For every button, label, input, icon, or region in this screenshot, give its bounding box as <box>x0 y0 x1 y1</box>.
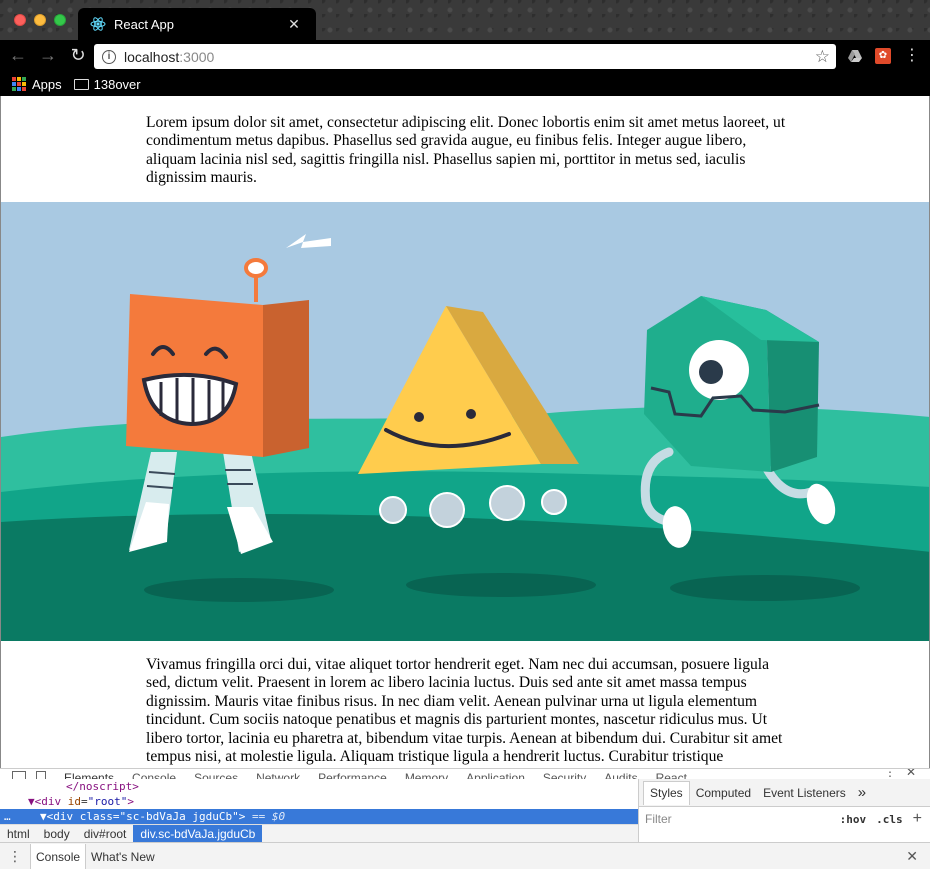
breadcrumb-root[interactable]: div#root <box>77 825 134 843</box>
url-port: :3000 <box>179 48 215 65</box>
tab-react[interactable]: React <box>656 771 687 779</box>
bookmark-apps[interactable]: Apps <box>12 77 62 92</box>
info-icon[interactable]: i <box>102 49 116 64</box>
star-icon[interactable]: ☆ <box>815 47 830 67</box>
tab-security[interactable]: Security <box>543 771 586 779</box>
forward-arrow-icon[interactable]: → <box>36 44 60 68</box>
new-rule-icon[interactable]: + <box>913 810 922 828</box>
tab-memory[interactable]: Memory <box>405 771 448 779</box>
close-icon[interactable]: ✕ <box>906 848 918 865</box>
browser-toolbar: ← → ↻ i localhost:3000 ☆ ✿ ⋮ <box>0 40 930 72</box>
body-paragraph: Vivamus fringilla orci dui, vitae alique… <box>146 656 783 766</box>
bookmark-label: 138over <box>93 76 141 92</box>
breadcrumb-selected[interactable]: div.sc-bdVaJa.jgduCb <box>133 824 263 843</box>
cls-toggle[interactable]: .cls <box>876 813 903 826</box>
bookmark-138over[interactable]: 138over <box>73 76 141 92</box>
react-favicon-icon <box>90 16 106 32</box>
tab-sources[interactable]: Sources <box>194 771 238 779</box>
tab-performance[interactable]: Performance <box>318 771 387 779</box>
hero-illustration <box>1 202 929 641</box>
devtools-drawer: ⋮ Console What's New ✕ <box>0 842 930 869</box>
device-icon[interactable] <box>36 771 46 779</box>
close-icon[interactable]: ✕ <box>284 16 304 33</box>
devtools-menu-icon[interactable]: ⋮ ✕ <box>884 769 916 779</box>
more-icon[interactable]: … <box>4 809 11 824</box>
window-minimize-button[interactable] <box>34 14 46 26</box>
styles-tabbar: Styles Computed Event Listeners » <box>639 779 930 807</box>
tab-computed[interactable]: Computed <box>690 779 757 807</box>
browser-tab[interactable]: React App ✕ <box>78 8 316 40</box>
window-zoom-button[interactable] <box>54 14 66 26</box>
breadcrumb: html body div#root div.sc-bdVaJa.jgduCb <box>0 824 638 843</box>
folder-icon <box>73 78 89 90</box>
styles-pane: Styles Computed Event Listeners » Filter… <box>638 779 930 842</box>
styles-filter-input[interactable]: Filter <box>645 812 840 826</box>
url-host: localhost <box>124 48 180 65</box>
reload-icon[interactable]: ↻ <box>66 44 90 68</box>
tab-elements[interactable]: Elements <box>64 771 114 779</box>
drawer-tab-console[interactable]: Console <box>30 843 87 869</box>
drawer-menu-icon[interactable]: ⋮ <box>0 848 30 865</box>
intro-paragraph: Lorem ipsum dolor sit amet, consectetur … <box>146 114 786 187</box>
tab-console[interactable]: Console <box>132 771 176 779</box>
back-arrow-icon[interactable]: ← <box>6 44 30 68</box>
dom-attr-name: class <box>79 810 113 823</box>
bookmark-label: Apps <box>32 76 62 92</box>
devtools-tabbar: Elements Console Sources Network Perform… <box>0 769 930 779</box>
tab-event-listeners[interactable]: Event Listeners <box>757 779 852 807</box>
extension-icon[interactable]: ✿ <box>875 48 891 64</box>
page-viewport: Lorem ipsum dolor sit amet, consectetur … <box>0 96 930 768</box>
inspect-icon[interactable] <box>12 771 26 779</box>
breadcrumb-body[interactable]: body <box>37 825 77 843</box>
drawer-tab-whats-new[interactable]: What's New <box>86 844 160 869</box>
dom-toggle[interactable]: ▼< <box>40 810 53 823</box>
tab-audits[interactable]: Audits <box>604 771 637 779</box>
dom-attr-value: root <box>94 795 121 808</box>
hov-toggle[interactable]: :hov <box>840 813 867 826</box>
tab-application[interactable]: Application <box>466 771 525 779</box>
apps-grid-icon <box>12 77 26 91</box>
drive-icon[interactable] <box>847 48 863 64</box>
dom-attr-value: sc-bdVaJa jgduCb <box>126 810 233 823</box>
dom-tag-name: div <box>53 810 74 823</box>
dom-selected-marker: == $0 <box>245 810 286 823</box>
dom-tag-open: </ <box>66 780 80 793</box>
tab-styles[interactable]: Styles <box>643 780 690 805</box>
dom-node-selected[interactable]: … ▼<div class="sc-bdVaJa jgduCb"> == $0 <box>0 809 638 824</box>
breadcrumb-html[interactable]: html <box>0 825 37 843</box>
window-titlebar: React App ✕ <box>0 0 930 40</box>
more-tabs-icon[interactable]: » <box>852 779 872 807</box>
address-bar[interactable]: i localhost:3000 ☆ <box>94 44 836 69</box>
dom-node-noscript[interactable]: </noscript> <box>0 779 638 794</box>
menu-dots-icon[interactable]: ⋮ <box>904 46 920 66</box>
window-close-button[interactable] <box>14 14 26 26</box>
dom-toggle[interactable]: ▼< <box>28 795 41 808</box>
dom-attr-name: id <box>67 795 81 808</box>
devtools-panel: Elements Console Sources Network Perform… <box>0 768 930 869</box>
dom-tag-name: div <box>41 795 62 808</box>
dom-tag-close: > <box>132 780 139 793</box>
bookmarks-bar: Apps 138over <box>0 72 930 96</box>
tab-title: React App <box>114 16 174 32</box>
dom-tag-name: noscript <box>79 780 133 793</box>
tab-network[interactable]: Network <box>256 771 300 779</box>
styles-filter-row: Filter :hov .cls + <box>639 807 930 831</box>
dom-node-root[interactable]: ▼<div id="root"> <box>0 794 638 809</box>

::::

## EXERCISE AIM
Express every line of the records above as a JSON list of strings, one string per line, leaving out blank lines and the pictures.

## ANSWER TO THIS PROBLEM
[
  "For every button, label, input, icon, or region in this screenshot, give its bounding box as <box>x0 y0 x1 y1</box>.",
  "breadcrumb-root[interactable]: div#root <box>77 825 134 843</box>",
  "url-port: :3000 <box>179 48 215 65</box>",
  "tab-react[interactable]: React <box>656 771 687 779</box>",
  "bookmark-apps[interactable]: Apps <box>12 77 62 92</box>",
  "info-icon[interactable]: i <box>102 49 116 64</box>",
  "star-icon[interactable]: ☆ <box>815 47 830 67</box>",
  "tab-security[interactable]: Security <box>543 771 586 779</box>",
  "forward-arrow-icon[interactable]: → <box>36 44 60 68</box>",
  "new-rule-icon[interactable]: + <box>913 810 922 828</box>",
  "tab-memory[interactable]: Memory <box>405 771 448 779</box>",
  "close-icon[interactable]: ✕ <box>906 848 918 865</box>",
  "browser-toolbar: ← → ↻ i localhost:3000 ☆ ✿ ⋮ <box>0 40 930 72</box>",
  "body-paragraph: Vivamus fringilla orci dui, vitae alique… <box>146 656 783 766</box>",
  "bookmark-label: 138over <box>93 76 141 92</box>",
  "breadcrumb-selected[interactable]: div.sc-bdVaJa.jgduCb <box>133 824 263 843</box>",
  "cls-toggle[interactable]: .cls <box>876 813 903 826</box>",
  "bookmark-138over[interactable]: 138over <box>73 76 141 92</box>",
  "react-favicon-icon <box>90 16 106 32</box>",
  "tab-sources[interactable]: Sources <box>194 771 238 779</box>",
  "tab-performance[interactable]: Performance <box>318 771 387 779</box>",
  "hero-illustration <box>1 202 929 641</box>",
  "devtools-drawer: ⋮ Console What's New ✕ <box>0 842 930 869</box>",
  "device-icon[interactable] <box>36 771 46 779</box>",
  "close-icon[interactable]: ✕ <box>284 16 304 33</box>",
  "devtools-menu-icon[interactable]: ⋮ ✕ <box>884 769 916 779</box>",
  "more-icon[interactable]: … <box>4 809 11 824</box>",
  "window-minimize-button[interactable] <box>34 14 46 26</box>",
  "styles-tabbar: Styles Computed Event Listeners » <box>639 779 930 807</box>",
  "tab-computed[interactable]: Computed <box>690 779 757 807</box>",
  "browser-tab[interactable]: React App ✕ <box>78 8 316 40</box>",
  "window-zoom-button[interactable] <box>54 14 66 26</box>",
  "breadcrumb: html body div#root div.sc-bdVaJa.jgduCb <box>0 824 638 843</box>",
  "folder-icon <box>73 78 89 90</box>",
  "styles-pane: Styles Computed Event Listeners » Filter… <box>638 779 930 842</box>",
  "styles-filter-input[interactable]: Filter <box>645 812 840 826</box>",
  "url-host: localhost <box>124 48 180 65</box>",
  "reload-icon[interactable]: ↻ <box>66 44 90 68</box>",
  "tab-elements[interactable]: Elements <box>64 771 114 779</box>",
  "drawer-tab-console[interactable]: Console <box>30 843 87 869</box>",
  "drawer-menu-icon[interactable]: ⋮ <box>0 848 30 865</box>",
  "intro-paragraph: Lorem ipsum dolor sit amet, consectetur … <box>146 114 786 187</box>",
  "tab-console[interactable]: Console <box>132 771 176 779</box>",
  "back-arrow-icon[interactable]: ← <box>6 44 30 68</box>",
  "dom-attr-name: class <box>79 810 113 823</box>",
  "bookmark-label: Apps <box>32 76 62 92</box>",
  "devtools-tabbar: Elements Console Sources Network Perform… <box>0 769 930 779</box>",
  "tab-event-listeners[interactable]: Event Listeners <box>757 779 852 807</box>",
  "extension-icon[interactable]: ✿ <box>875 48 891 64</box>",
  "page-viewport: Lorem ipsum dolor sit amet, consectetur … <box>0 96 930 768</box>",
  "inspect-icon[interactable] <box>12 771 26 779</box>",
  "breadcrumb-body[interactable]: body <box>37 825 77 843</box>",
  "drawer-tab-whats-new[interactable]: What's New <box>86 844 160 869</box>",
  "dom-toggle[interactable]: ▼< <box>40 810 53 823</box>",
  "tab-audits[interactable]: Audits <box>604 771 637 779</box>",
  "dom-attr-value: root <box>94 795 121 808</box>",
  "hov-toggle[interactable]: :hov <box>840 813 867 826</box>",
  "tab-application[interactable]: Application <box>466 771 525 779</box>",
  "apps-grid-icon <box>12 77 26 91</box>",
  "drive-icon[interactable] <box>847 48 863 64</box>",
  "dom-attr-value: sc-bdVaJa jgduCb <box>126 810 233 823</box>",
  "dom-tag-name: div <box>53 810 74 823</box>",
  "dom-selected-marker: == $0 <box>245 810 286 823</box>",
  "dom-tag-open: </ <box>66 780 80 793</box>",
  "tab-styles[interactable]: Styles <box>643 780 690 805</box>",
  "dom-node-selected[interactable]: … ▼<div class=\"sc-bdVaJa jgduCb\"> == $0 <box>0 809 638 824</box>",
  "breadcrumb-html[interactable]: html <box>0 825 37 843</box>",
  "window-titlebar: React App ✕ <box>0 0 930 40</box>",
  "more-tabs-icon[interactable]: » <box>852 779 872 807</box>",
  "address-bar[interactable]: i localhost:3000 ☆ <box>94 44 836 69</box>",
  "dom-node-noscript[interactable]: </noscript> <box>0 779 638 794</box>",
  "menu-dots-icon[interactable]: ⋮ <box>904 46 920 66</box>",
  "window-close-button[interactable] <box>14 14 26 26</box>",
  "dom-toggle[interactable]: ▼< <box>28 795 41 808</box>",
  "dom-attr-name: id <box>67 795 81 808</box>",
  "devtools-panel: Elements Console Sources Network Perform… <box>0 768 930 869</box>",
  "dom-tag-name: div <box>41 795 62 808</box>",
  "dom-tag-close: > <box>132 780 139 793</box>",
  "bookmarks-bar: Apps 138over <box>0 72 930 96</box>",
  "tab-title: React App <box>114 16 174 32</box>",
  "dom-tag-name: noscript <box>79 780 133 793</box>",
  "tab-network[interactable]: Network <box>256 771 300 779</box>",
  "styles-filter-row: Filter :hov .cls + <box>639 807 930 831</box>",
  "dom-node-root[interactable]: ▼<div id=\"root\"> <box>0 794 638 809</box>"
]